-------- Data for processing --------

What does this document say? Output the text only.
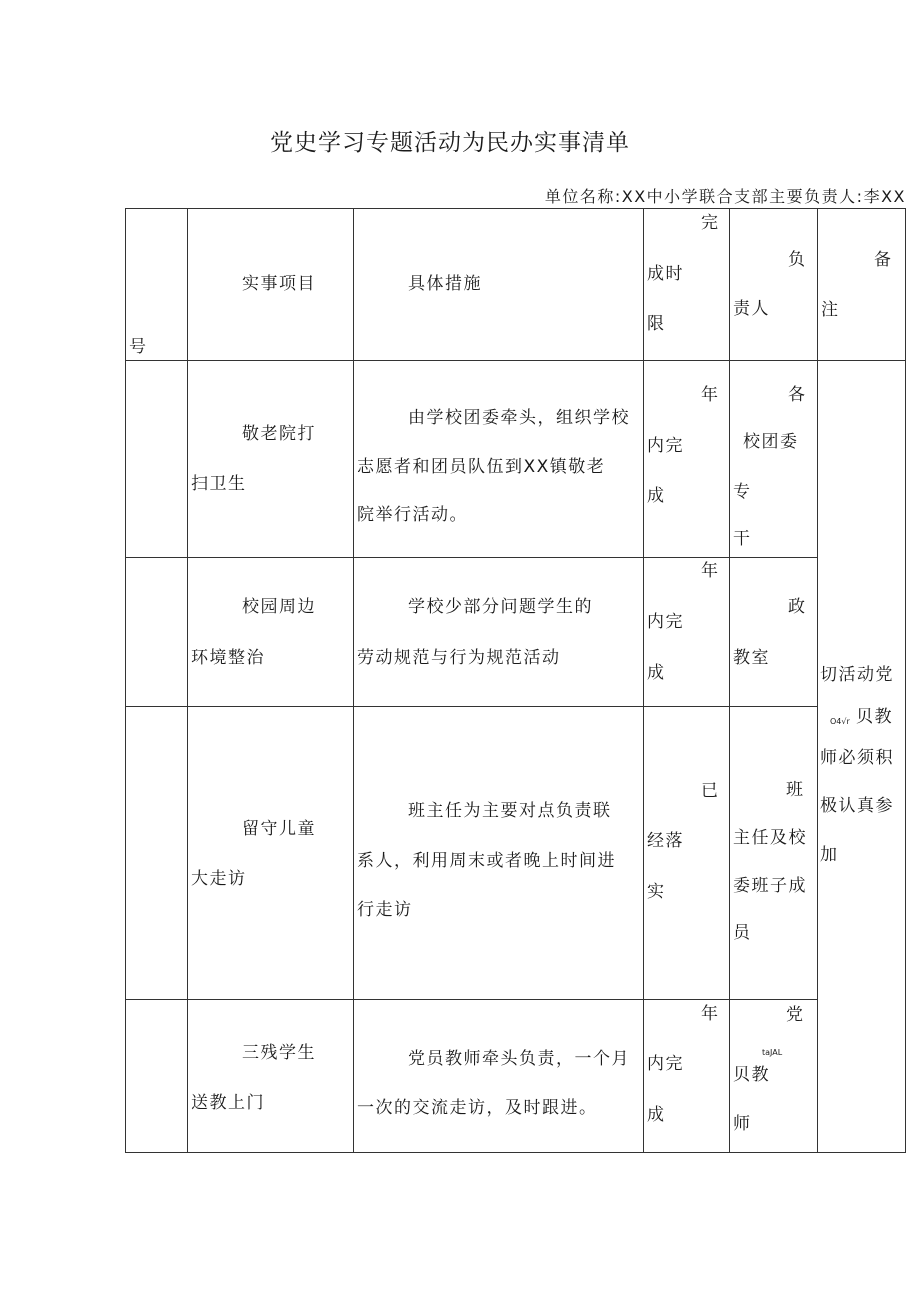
党史学习专题活动为民办实事清单
单位名称:XX中小学联合支部主要负责人:李XX
号
实事项目	具体措施
完
成时
限
负
责人
备
注
敬老院打
扫卫生
由学校团委牵头，组织学校
志愿者和团员队伍到XX镇敬老
院举行活动。
年
内完
成
各
校团委
专
干
校园周边
环境整治
学校少部分问题学生的
劳动规范与行为规范活动
年
内完
成
政
教室
留守儿童
大走访
班主任为主要对点负责联
系人，利用周末或者晚上时间进
行走访
已
经落
实
班
主任及校
委班子成
员
三残学生
送教上门
党员教师牵头负责，一个月
一次的交流走访，及时跟进。
年
内完
成
党
taJAL
贝教
师
切活动党
O4√r 贝教
师必须积
极认真参
加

--------

Goal -
Transcribe the records verbatim and omit the images.

Final result -
What does this document say? Output the text only.
党史学习专题活动为民办实事清单
单位名称:XX中小学联合支部主要负责人:李XX
号
实事项目	具体措施
完
成时
限
负
责人
备
注
敬老院打
扫卫生
由学校团委牵头，组织学校
志愿者和团员队伍到XX镇敬老
院举行活动。
年
内完
成
各
校团委
专
干
校园周边
环境整治
学校少部分问题学生的
劳动规范与行为规范活动
年
内完
成
政
教室
留守儿童
大走访
班主任为主要对点负责联
系人，利用周末或者晚上时间进
行走访
已
经落
实
班
主任及校
委班子成
员
三残学生
送教上门
党员教师牵头负责，一个月
一次的交流走访，及时跟进。
年
内完
成
党
taJAL
贝教
师
切活动党
O4√r 贝教
师必须积
极认真参
加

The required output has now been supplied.